++++ Provided records

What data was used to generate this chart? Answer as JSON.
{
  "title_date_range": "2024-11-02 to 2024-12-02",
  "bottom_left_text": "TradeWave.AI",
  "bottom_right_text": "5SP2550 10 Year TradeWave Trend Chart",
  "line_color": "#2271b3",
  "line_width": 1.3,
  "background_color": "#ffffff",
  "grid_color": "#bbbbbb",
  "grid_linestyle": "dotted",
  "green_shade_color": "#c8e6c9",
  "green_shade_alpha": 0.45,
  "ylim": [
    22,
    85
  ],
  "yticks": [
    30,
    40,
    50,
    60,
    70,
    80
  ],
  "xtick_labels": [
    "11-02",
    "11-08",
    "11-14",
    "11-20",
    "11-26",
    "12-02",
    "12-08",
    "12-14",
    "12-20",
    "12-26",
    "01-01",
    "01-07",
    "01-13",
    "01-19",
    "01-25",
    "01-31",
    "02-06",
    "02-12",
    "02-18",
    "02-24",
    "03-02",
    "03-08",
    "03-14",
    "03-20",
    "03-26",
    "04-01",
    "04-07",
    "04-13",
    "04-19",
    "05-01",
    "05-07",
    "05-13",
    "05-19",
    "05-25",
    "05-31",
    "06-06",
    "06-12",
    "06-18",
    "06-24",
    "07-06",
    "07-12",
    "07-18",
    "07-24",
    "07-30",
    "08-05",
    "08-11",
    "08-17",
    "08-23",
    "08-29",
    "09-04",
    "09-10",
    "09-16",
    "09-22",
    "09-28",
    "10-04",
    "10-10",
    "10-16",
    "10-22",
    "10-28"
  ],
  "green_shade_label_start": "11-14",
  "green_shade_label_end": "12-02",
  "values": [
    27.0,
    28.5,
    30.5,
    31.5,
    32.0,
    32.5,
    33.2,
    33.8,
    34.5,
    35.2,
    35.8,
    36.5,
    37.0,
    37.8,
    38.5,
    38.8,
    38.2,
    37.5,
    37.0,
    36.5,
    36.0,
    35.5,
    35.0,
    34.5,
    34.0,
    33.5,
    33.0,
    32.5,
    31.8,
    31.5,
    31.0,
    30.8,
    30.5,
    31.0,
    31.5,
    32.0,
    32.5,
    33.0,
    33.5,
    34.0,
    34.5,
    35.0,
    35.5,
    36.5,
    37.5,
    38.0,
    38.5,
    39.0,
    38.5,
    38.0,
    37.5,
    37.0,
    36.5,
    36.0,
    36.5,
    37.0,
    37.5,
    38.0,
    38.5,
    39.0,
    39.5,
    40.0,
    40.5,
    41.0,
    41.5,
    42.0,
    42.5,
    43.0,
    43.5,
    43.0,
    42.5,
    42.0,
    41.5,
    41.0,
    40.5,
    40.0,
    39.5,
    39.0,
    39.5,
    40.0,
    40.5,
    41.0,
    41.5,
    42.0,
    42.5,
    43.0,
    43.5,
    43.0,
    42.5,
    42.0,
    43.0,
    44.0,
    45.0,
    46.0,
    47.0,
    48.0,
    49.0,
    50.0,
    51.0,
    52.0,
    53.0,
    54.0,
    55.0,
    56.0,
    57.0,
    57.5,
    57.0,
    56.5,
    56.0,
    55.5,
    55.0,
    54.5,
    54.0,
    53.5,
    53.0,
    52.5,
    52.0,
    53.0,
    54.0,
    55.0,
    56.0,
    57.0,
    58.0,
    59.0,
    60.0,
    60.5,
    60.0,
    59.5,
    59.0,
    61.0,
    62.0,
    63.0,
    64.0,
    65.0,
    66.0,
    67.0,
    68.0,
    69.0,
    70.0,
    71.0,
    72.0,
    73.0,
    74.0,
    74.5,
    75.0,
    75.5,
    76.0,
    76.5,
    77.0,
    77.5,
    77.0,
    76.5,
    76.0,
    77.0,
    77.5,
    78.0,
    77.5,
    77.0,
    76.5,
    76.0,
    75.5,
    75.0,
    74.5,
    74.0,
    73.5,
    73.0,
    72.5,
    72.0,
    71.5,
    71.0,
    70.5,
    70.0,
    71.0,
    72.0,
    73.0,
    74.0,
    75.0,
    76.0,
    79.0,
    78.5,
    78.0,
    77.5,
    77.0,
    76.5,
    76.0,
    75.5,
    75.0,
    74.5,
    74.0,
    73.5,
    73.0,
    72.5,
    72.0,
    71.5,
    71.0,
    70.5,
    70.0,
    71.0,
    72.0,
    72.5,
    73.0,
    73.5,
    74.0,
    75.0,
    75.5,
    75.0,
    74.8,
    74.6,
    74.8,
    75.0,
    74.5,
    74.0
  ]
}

++++++++

__Goal__: Restate every record exactly, leaving nothing out.

__Exercise output__:
What data was used to generate this chart? Answer as JSON.
{
  "title_date_range": "2024-11-02 to 2024-12-02",
  "bottom_left_text": "TradeWave.AI",
  "bottom_right_text": "5SP2550 10 Year TradeWave Trend Chart",
  "line_color": "#2271b3",
  "line_width": 1.3,
  "background_color": "#ffffff",
  "grid_color": "#bbbbbb",
  "grid_linestyle": "dotted",
  "green_shade_color": "#c8e6c9",
  "green_shade_alpha": 0.45,
  "ylim": [
    22,
    85
  ],
  "yticks": [
    30,
    40,
    50,
    60,
    70,
    80
  ],
  "xtick_labels": [
    "11-02",
    "11-08",
    "11-14",
    "11-20",
    "11-26",
    "12-02",
    "12-08",
    "12-14",
    "12-20",
    "12-26",
    "01-01",
    "01-07",
    "01-13",
    "01-19",
    "01-25",
    "01-31",
    "02-06",
    "02-12",
    "02-18",
    "02-24",
    "03-02",
    "03-08",
    "03-14",
    "03-20",
    "03-26",
    "04-01",
    "04-07",
    "04-13",
    "04-19",
    "05-01",
    "05-07",
    "05-13",
    "05-19",
    "05-25",
    "05-31",
    "06-06",
    "06-12",
    "06-18",
    "06-24",
    "07-06",
    "07-12",
    "07-18",
    "07-24",
    "07-30",
    "08-05",
    "08-11",
    "08-17",
    "08-23",
    "08-29",
    "09-04",
    "09-10",
    "09-16",
    "09-22",
    "09-28",
    "10-04",
    "10-10",
    "10-16",
    "10-22",
    "10-28"
  ],
  "green_shade_label_start": "11-14",
  "green_shade_label_end": "12-02",
  "values": [
    27.0,
    28.5,
    30.5,
    31.5,
    32.0,
    32.5,
    33.2,
    33.8,
    34.5,
    35.2,
    35.8,
    36.5,
    37.0,
    37.8,
    38.5,
    38.8,
    38.2,
    37.5,
    37.0,
    36.5,
    36.0,
    35.5,
    35.0,
    34.5,
    34.0,
    33.5,
    33.0,
    32.5,
    31.8,
    31.5,
    31.0,
    30.8,
    30.5,
    31.0,
    31.5,
    32.0,
    32.5,
    33.0,
    33.5,
    34.0,
    34.5,
    35.0,
    35.5,
    36.5,
    37.5,
    38.0,
    38.5,
    39.0,
    38.5,
    38.0,
    37.5,
    37.0,
    36.5,
    36.0,
    36.5,
    37.0,
    37.5,
    38.0,
    38.5,
    39.0,
    39.5,
    40.0,
    40.5,
    41.0,
    41.5,
    42.0,
    42.5,
    43.0,
    43.5,
    43.0,
    42.5,
    42.0,
    41.5,
    41.0,
    40.5,
    40.0,
    39.5,
    39.0,
    39.5,
    40.0,
    40.5,
    41.0,
    41.5,
    42.0,
    42.5,
    43.0,
    43.5,
    43.0,
    42.5,
    42.0,
    43.0,
    44.0,
    45.0,
    46.0,
    47.0,
    48.0,
    49.0,
    50.0,
    51.0,
    52.0,
    53.0,
    54.0,
    55.0,
    56.0,
    57.0,
    57.5,
    57.0,
    56.5,
    56.0,
    55.5,
    55.0,
    54.5,
    54.0,
    53.5,
    53.0,
    52.5,
    52.0,
    53.0,
    54.0,
    55.0,
    56.0,
    57.0,
    58.0,
    59.0,
    60.0,
    60.5,
    60.0,
    59.5,
    59.0,
    61.0,
    62.0,
    63.0,
    64.0,
    65.0,
    66.0,
    67.0,
    68.0,
    69.0,
    70.0,
    71.0,
    72.0,
    73.0,
    74.0,
    74.5,
    75.0,
    75.5,
    76.0,
    76.5,
    77.0,
    77.5,
    77.0,
    76.5,
    76.0,
    77.0,
    77.5,
    78.0,
    77.5,
    77.0,
    76.5,
    76.0,
    75.5,
    75.0,
    74.5,
    74.0,
    73.5,
    73.0,
    72.5,
    72.0,
    71.5,
    71.0,
    70.5,
    70.0,
    71.0,
    72.0,
    73.0,
    74.0,
    75.0,
    76.0,
    79.0,
    78.5,
    78.0,
    77.5,
    77.0,
    76.5,
    76.0,
    75.5,
    75.0,
    74.5,
    74.0,
    73.5,
    73.0,
    72.5,
    72.0,
    71.5,
    71.0,
    70.5,
    70.0,
    71.0,
    72.0,
    72.5,
    73.0,
    73.5,
    74.0,
    75.0,
    75.5,
    75.0,
    74.8,
    74.6,
    74.8,
    75.0,
    74.5,
    74.0
  ]
}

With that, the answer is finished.